**What you have to do**: Work out how many lines hold the string "color". Give that number and nothing more.

** begin The records **

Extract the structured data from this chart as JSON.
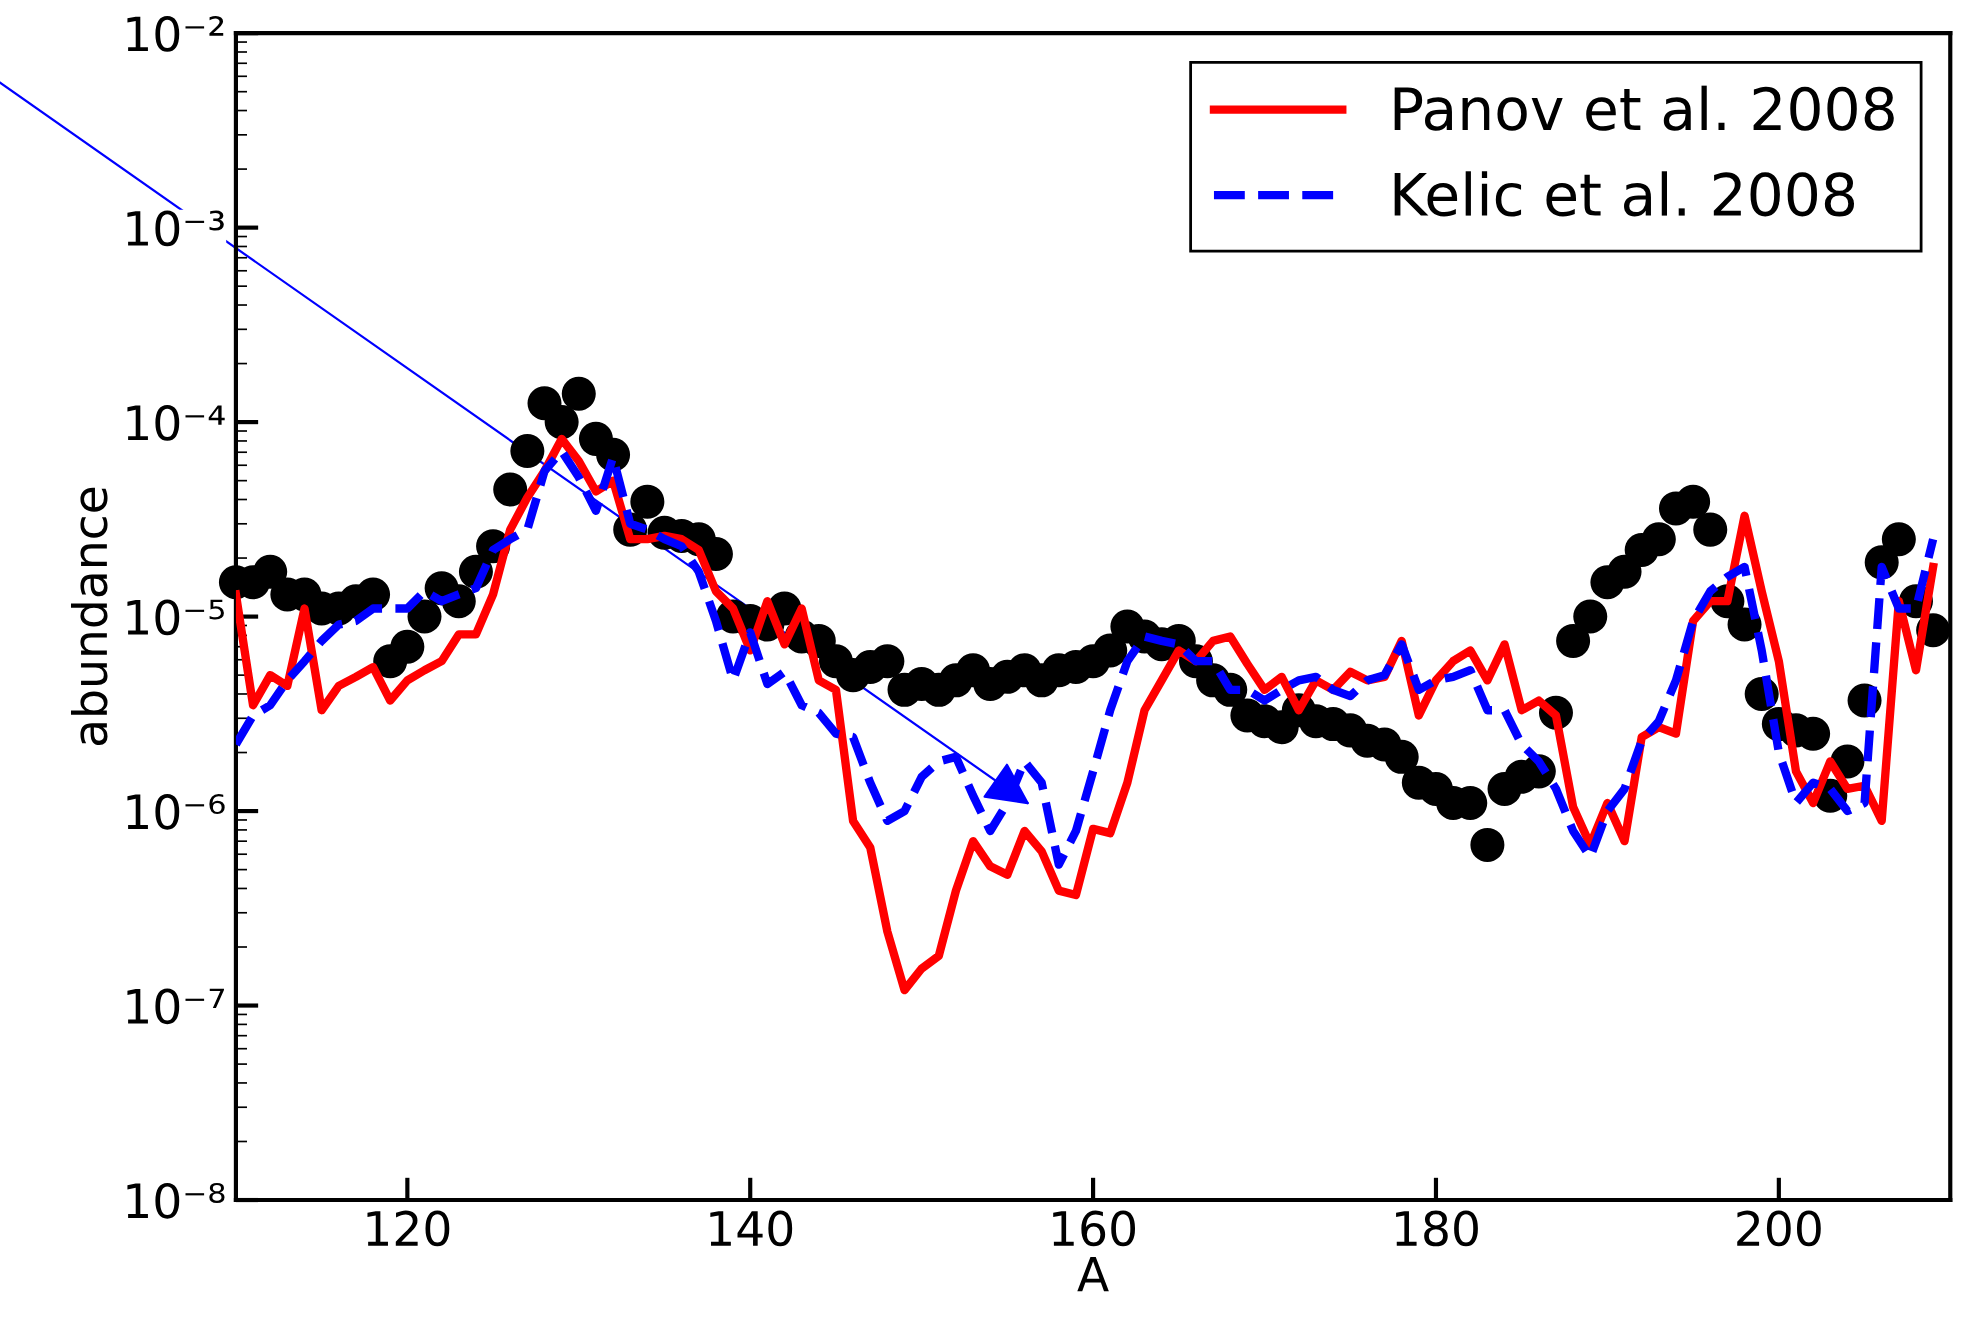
{
  "chart_data": {
    "type": "line",
    "xlabel": "A",
    "ylabel": "abundance",
    "log": "y",
    "grid": false,
    "legend": "top right",
    "xlim": [
      110,
      210
    ],
    "xticks": [
      120,
      140,
      160,
      180,
      200
    ],
    "ylim": [
      1e-08,
      0.01
    ],
    "yticks": [
      {
        "value": 1e-08,
        "label": "10⁻⁸"
      },
      {
        "value": 1e-07,
        "label": "10⁻⁷"
      },
      {
        "value": 1e-06,
        "label": "10⁻⁶"
      },
      {
        "value": 1e-05,
        "label": "10⁻⁵"
      },
      {
        "value": 0.0001,
        "label": "10⁻⁴"
      },
      {
        "value": 0.001,
        "label": "10⁻³"
      },
      {
        "value": 0.01,
        "label": "10⁻²"
      }
    ],
    "x": [
      110,
      111,
      112,
      113,
      114,
      115,
      116,
      117,
      118,
      119,
      120,
      121,
      122,
      123,
      124,
      125,
      126,
      127,
      128,
      129,
      130,
      131,
      132,
      133,
      134,
      135,
      136,
      137,
      138,
      139,
      140,
      141,
      142,
      143,
      144,
      145,
      146,
      147,
      148,
      149,
      150,
      151,
      152,
      153,
      154,
      155,
      156,
      157,
      158,
      159,
      160,
      161,
      162,
      163,
      164,
      165,
      166,
      167,
      168,
      169,
      170,
      171,
      172,
      173,
      174,
      175,
      176,
      177,
      178,
      179,
      180,
      181,
      182,
      183,
      184,
      185,
      186,
      187,
      188,
      189,
      190,
      191,
      192,
      193,
      194,
      195,
      196,
      197,
      198,
      199,
      200,
      201,
      202,
      203,
      204,
      205,
      206,
      207,
      208,
      209
    ],
    "series": [
      {
        "type": "scatter",
        "marker": "circle",
        "color": "#000000",
        "values": [
          1.5e-05,
          1.5e-05,
          1.7e-05,
          1.3e-05,
          1.3e-05,
          1.1e-05,
          1.1e-05,
          1.2e-05,
          1.3e-05,
          5.9e-06,
          7e-06,
          1e-05,
          1.4e-05,
          1.2e-05,
          1.7e-05,
          2.3e-05,
          4.5e-05,
          7.1e-05,
          0.000125,
          0.0001,
          0.00014,
          8.2e-05,
          6.8e-05,
          2.8e-05,
          3.9e-05,
          2.7e-05,
          2.6e-05,
          2.5e-05,
          2.1e-05,
          1e-05,
          9.5e-06,
          9.1e-06,
          1.1e-05,
          7.9e-06,
          7.5e-06,
          5.9e-06,
          5e-06,
          5.5e-06,
          5.9e-06,
          4.2e-06,
          4.5e-06,
          4.2e-06,
          4.7e-06,
          5.3e-06,
          4.5e-06,
          4.9e-06,
          5.3e-06,
          4.7e-06,
          5.3e-06,
          5.5e-06,
          5.9e-06,
          6.7e-06,
          8.9e-06,
          7.9e-06,
          7.2e-06,
          7.5e-06,
          5.9e-06,
          4.7e-06,
          4.2e-06,
          3.1e-06,
          2.9e-06,
          2.7e-06,
          3.3e-06,
          2.9e-06,
          2.8e-06,
          2.6e-06,
          2.3e-06,
          2.2e-06,
          1.9e-06,
          1.4e-06,
          1.3e-06,
          1.1e-06,
          1.1e-06,
          6.7e-07,
          1.3e-06,
          1.5e-06,
          1.6e-06,
          3.2e-06,
          7.5e-06,
          1e-05,
          1.5e-05,
          1.7e-05,
          2.2e-05,
          2.5e-05,
          3.6e-05,
          3.9e-05,
          2.8e-05,
          1.2e-05,
          9.1e-06,
          4e-06,
          2.8e-06,
          2.6e-06,
          2.5e-06,
          1.2e-06,
          1.8e-06,
          3.7e-06,
          1.9e-05,
          2.5e-05,
          1.2e-05,
          8.5e-06
        ]
      },
      {
        "name": "Panov et al. 2008",
        "line_style": "solid",
        "color": "#ff0000",
        "values": [
          1.3e-05,
          3.5e-06,
          5e-06,
          4.4e-06,
          1.1e-05,
          3.3e-06,
          4.4e-06,
          4.9e-06,
          5.5e-06,
          3.7e-06,
          4.7e-06,
          5.3e-06,
          5.9e-06,
          8.1e-06,
          8.1e-06,
          1.3e-05,
          2.8e-05,
          4.1e-05,
          5.6e-05,
          8.2e-05,
          6.3e-05,
          4.4e-05,
          5e-05,
          2.5e-05,
          2.5e-05,
          2.6e-05,
          2.5e-05,
          2.2e-05,
          1.35e-05,
          1.1e-05,
          6.7e-06,
          1.2e-05,
          7.2e-06,
          1.1e-05,
          4.7e-06,
          4.2e-06,
          8.9e-07,
          6.5e-07,
          2.4e-07,
          1.2e-07,
          1.55e-07,
          1.8e-07,
          3.9e-07,
          7e-07,
          5.2e-07,
          4.7e-07,
          7.9e-07,
          6.2e-07,
          3.9e-07,
          3.7e-07,
          8.1e-07,
          7.7e-07,
          1.4e-06,
          3.3e-06,
          4.7e-06,
          6.7e-06,
          5.9e-06,
          7.5e-06,
          7.9e-06,
          5.7e-06,
          4.2e-06,
          4.9e-06,
          3.3e-06,
          4.7e-06,
          4.2e-06,
          5.2e-06,
          4.7e-06,
          4.9e-06,
          7.5e-06,
          3.1e-06,
          4.7e-06,
          5.9e-06,
          6.7e-06,
          4.7e-06,
          7.2e-06,
          3.3e-06,
          3.7e-06,
          3.1e-06,
          1.05e-06,
          6.7e-07,
          1.1e-06,
          7e-07,
          2.4e-06,
          2.7e-06,
          2.5e-06,
          9.5e-06,
          1.2e-05,
          1.2e-05,
          3.3e-05,
          1.35e-05,
          5.9e-06,
          1.6e-06,
          1.1e-06,
          1.8e-06,
          1.3e-06,
          1.35e-06,
          8.9e-07,
          1.2e-05,
          5.3e-06,
          1.8e-05
        ]
      },
      {
        "name": "Kelic et al. 2008",
        "line_style": "dashed",
        "color": "#0000ff",
        "values": [
          2.2e-06,
          3.1e-06,
          3.5e-06,
          4.7e-06,
          5.9e-06,
          7.5e-06,
          9.1e-06,
          9.5e-06,
          1.1e-05,
          1.1e-05,
          1.1e-05,
          1.35e-05,
          1.2e-05,
          1.3e-05,
          1.4e-05,
          2.2e-05,
          2.5e-05,
          2.8e-05,
          5.6e-05,
          7.1e-05,
          5.2e-05,
          3.5e-05,
          6.6e-05,
          3e-05,
          2.8e-05,
          2.5e-05,
          2.3e-05,
          1.7e-05,
          9.5e-06,
          4.7e-06,
          8.3e-06,
          4.5e-06,
          5.2e-06,
          3.5e-06,
          3.2e-06,
          2.5e-06,
          2.4e-06,
          1.4e-06,
          8.9e-07,
          1e-06,
          1.5e-06,
          1.8e-06,
          1.9e-06,
          1.2e-06,
          7.9e-07,
          1.1e-06,
          1.8e-06,
          1.4e-06,
          5.3e-07,
          7.9e-07,
          1.6e-06,
          3.3e-06,
          5.9e-06,
          7.9e-06,
          7.5e-06,
          7.2e-06,
          5.9e-06,
          5.9e-06,
          4.2e-06,
          4.2e-06,
          3.7e-06,
          4.2e-06,
          4.7e-06,
          4.9e-06,
          4.2e-06,
          3.9e-06,
          4.7e-06,
          5e-06,
          7.2e-06,
          4.2e-06,
          4.7e-06,
          4.9e-06,
          5.3e-06,
          3.3e-06,
          3.3e-06,
          2.2e-06,
          1.8e-06,
          1.3e-06,
          7.9e-07,
          5.8e-07,
          1e-06,
          1.3e-06,
          2.3e-06,
          2.9e-06,
          4.7e-06,
          9.5e-06,
          1.35e-05,
          1.6e-05,
          1.8e-05,
          6.7e-06,
          2e-06,
          1.1e-06,
          1.4e-06,
          1.3e-06,
          1e-06,
          1.1e-06,
          1.8e-05,
          1.1e-05,
          1.1e-05,
          2.5e-05
        ]
      }
    ]
  }
}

** end The records **

**The answer**: 3